» Provided records
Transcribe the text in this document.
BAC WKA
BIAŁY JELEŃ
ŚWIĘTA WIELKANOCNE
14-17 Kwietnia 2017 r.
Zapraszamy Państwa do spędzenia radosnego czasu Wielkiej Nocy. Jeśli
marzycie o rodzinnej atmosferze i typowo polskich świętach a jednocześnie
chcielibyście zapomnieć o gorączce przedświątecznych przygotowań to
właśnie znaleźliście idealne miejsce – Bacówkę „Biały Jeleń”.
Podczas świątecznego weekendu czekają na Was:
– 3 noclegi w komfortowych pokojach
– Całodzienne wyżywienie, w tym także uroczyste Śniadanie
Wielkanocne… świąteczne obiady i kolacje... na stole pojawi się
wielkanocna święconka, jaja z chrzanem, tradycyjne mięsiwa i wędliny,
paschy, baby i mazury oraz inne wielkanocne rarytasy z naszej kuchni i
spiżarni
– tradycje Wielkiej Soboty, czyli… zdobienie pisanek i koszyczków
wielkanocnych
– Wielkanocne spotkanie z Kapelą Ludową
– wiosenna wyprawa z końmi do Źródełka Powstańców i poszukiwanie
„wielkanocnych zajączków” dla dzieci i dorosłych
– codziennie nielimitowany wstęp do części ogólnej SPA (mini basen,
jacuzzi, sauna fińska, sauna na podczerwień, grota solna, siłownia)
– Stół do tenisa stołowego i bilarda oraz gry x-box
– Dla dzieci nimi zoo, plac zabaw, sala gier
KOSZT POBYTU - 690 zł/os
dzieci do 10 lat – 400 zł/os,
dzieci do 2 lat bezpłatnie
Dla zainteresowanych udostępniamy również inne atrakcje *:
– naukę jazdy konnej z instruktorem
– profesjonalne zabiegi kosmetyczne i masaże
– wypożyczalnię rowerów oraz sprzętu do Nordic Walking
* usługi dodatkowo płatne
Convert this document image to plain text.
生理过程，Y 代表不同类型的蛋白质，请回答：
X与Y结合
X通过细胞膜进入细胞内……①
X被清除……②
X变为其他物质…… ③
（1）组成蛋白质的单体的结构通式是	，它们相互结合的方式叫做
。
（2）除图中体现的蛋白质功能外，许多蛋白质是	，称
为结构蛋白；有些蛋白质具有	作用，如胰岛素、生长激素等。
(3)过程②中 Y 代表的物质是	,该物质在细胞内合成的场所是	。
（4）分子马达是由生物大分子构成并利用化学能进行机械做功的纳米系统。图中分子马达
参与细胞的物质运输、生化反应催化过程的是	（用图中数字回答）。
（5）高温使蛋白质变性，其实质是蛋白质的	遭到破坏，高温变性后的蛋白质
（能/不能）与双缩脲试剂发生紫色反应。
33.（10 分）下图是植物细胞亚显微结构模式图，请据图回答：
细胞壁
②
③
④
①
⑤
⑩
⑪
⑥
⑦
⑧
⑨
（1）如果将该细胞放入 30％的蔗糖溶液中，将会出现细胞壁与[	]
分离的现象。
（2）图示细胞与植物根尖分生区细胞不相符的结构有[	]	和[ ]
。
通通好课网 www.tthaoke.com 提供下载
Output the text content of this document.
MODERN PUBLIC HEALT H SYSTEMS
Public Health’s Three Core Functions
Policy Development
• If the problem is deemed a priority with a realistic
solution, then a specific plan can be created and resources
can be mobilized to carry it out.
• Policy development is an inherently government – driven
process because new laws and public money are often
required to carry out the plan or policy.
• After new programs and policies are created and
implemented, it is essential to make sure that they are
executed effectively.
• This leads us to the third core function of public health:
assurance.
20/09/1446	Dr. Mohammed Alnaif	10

» What is required
Print the material verbatim, all of it.

» Result of this exercise
Transcribe the text in this document.
BAC WKA
BIAŁY JELEŃ
ŚWIĘTA WIELKANOCNE
14-17 Kwietnia 2017 r.
Zapraszamy Państwa do spędzenia radosnego czasu Wielkiej Nocy. Jeśli
marzycie o rodzinnej atmosferze i typowo polskich świętach a jednocześnie
chcielibyście zapomnieć o gorączce przedświątecznych przygotowań to
właśnie znaleźliście idealne miejsce – Bacówkę „Biały Jeleń”.
Podczas świątecznego weekendu czekają na Was:
– 3 noclegi w komfortowych pokojach
– Całodzienne wyżywienie, w tym także uroczyste Śniadanie
Wielkanocne… świąteczne obiady i kolacje... na stole pojawi się
wielkanocna święconka, jaja z chrzanem, tradycyjne mięsiwa i wędliny,
paschy, baby i mazury oraz inne wielkanocne rarytasy z naszej kuchni i
spiżarni
– tradycje Wielkiej Soboty, czyli… zdobienie pisanek i koszyczków
wielkanocnych
– Wielkanocne spotkanie z Kapelą Ludową
– wiosenna wyprawa z końmi do Źródełka Powstańców i poszukiwanie
„wielkanocnych zajączków” dla dzieci i dorosłych
– codziennie nielimitowany wstęp do części ogólnej SPA (mini basen,
jacuzzi, sauna fińska, sauna na podczerwień, grota solna, siłownia)
– Stół do tenisa stołowego i bilarda oraz gry x-box
– Dla dzieci nimi zoo, plac zabaw, sala gier
KOSZT POBYTU - 690 zł/os
dzieci do 10 lat – 400 zł/os,
dzieci do 2 lat bezpłatnie
Dla zainteresowanych udostępniamy również inne atrakcje *:
– naukę jazdy konnej z instruktorem
– profesjonalne zabiegi kosmetyczne i masaże
– wypożyczalnię rowerów oraz sprzętu do Nordic Walking
* usługi dodatkowo płatne
Convert this document image to plain text.
生理过程，Y 代表不同类型的蛋白质，请回答：
X与Y结合
X通过细胞膜进入细胞内……①
X被清除……②
X变为其他物质…… ③
（1）组成蛋白质的单体的结构通式是	，它们相互结合的方式叫做
。
（2）除图中体现的蛋白质功能外，许多蛋白质是	，称
为结构蛋白；有些蛋白质具有	作用，如胰岛素、生长激素等。
(3)过程②中 Y 代表的物质是	,该物质在细胞内合成的场所是	。
（4）分子马达是由生物大分子构成并利用化学能进行机械做功的纳米系统。图中分子马达
参与细胞的物质运输、生化反应催化过程的是	（用图中数字回答）。
（5）高温使蛋白质变性，其实质是蛋白质的	遭到破坏，高温变性后的蛋白质
（能/不能）与双缩脲试剂发生紫色反应。
33.（10 分）下图是植物细胞亚显微结构模式图，请据图回答：
细胞壁
②
③
④
①
⑤
⑩
⑪
⑥
⑦
⑧
⑨
（1）如果将该细胞放入 30％的蔗糖溶液中，将会出现细胞壁与[	]
分离的现象。
（2）图示细胞与植物根尖分生区细胞不相符的结构有[	]	和[ ]
。
通通好课网 www.tthaoke.com 提供下载
Output the text content of this document.
MODERN PUBLIC HEALT H SYSTEMS
Public Health’s Three Core Functions
Policy Development
• If the problem is deemed a priority with a realistic
solution, then a specific plan can be created and resources
can be mobilized to carry it out.
• Policy development is an inherently government – driven
process because new laws and public money are often
required to carry out the plan or policy.
• After new programs and policies are created and
implemented, it is essential to make sure that they are
executed effectively.
• This leads us to the third core function of public health:
assurance.
20/09/1446	Dr. Mohammed Alnaif	10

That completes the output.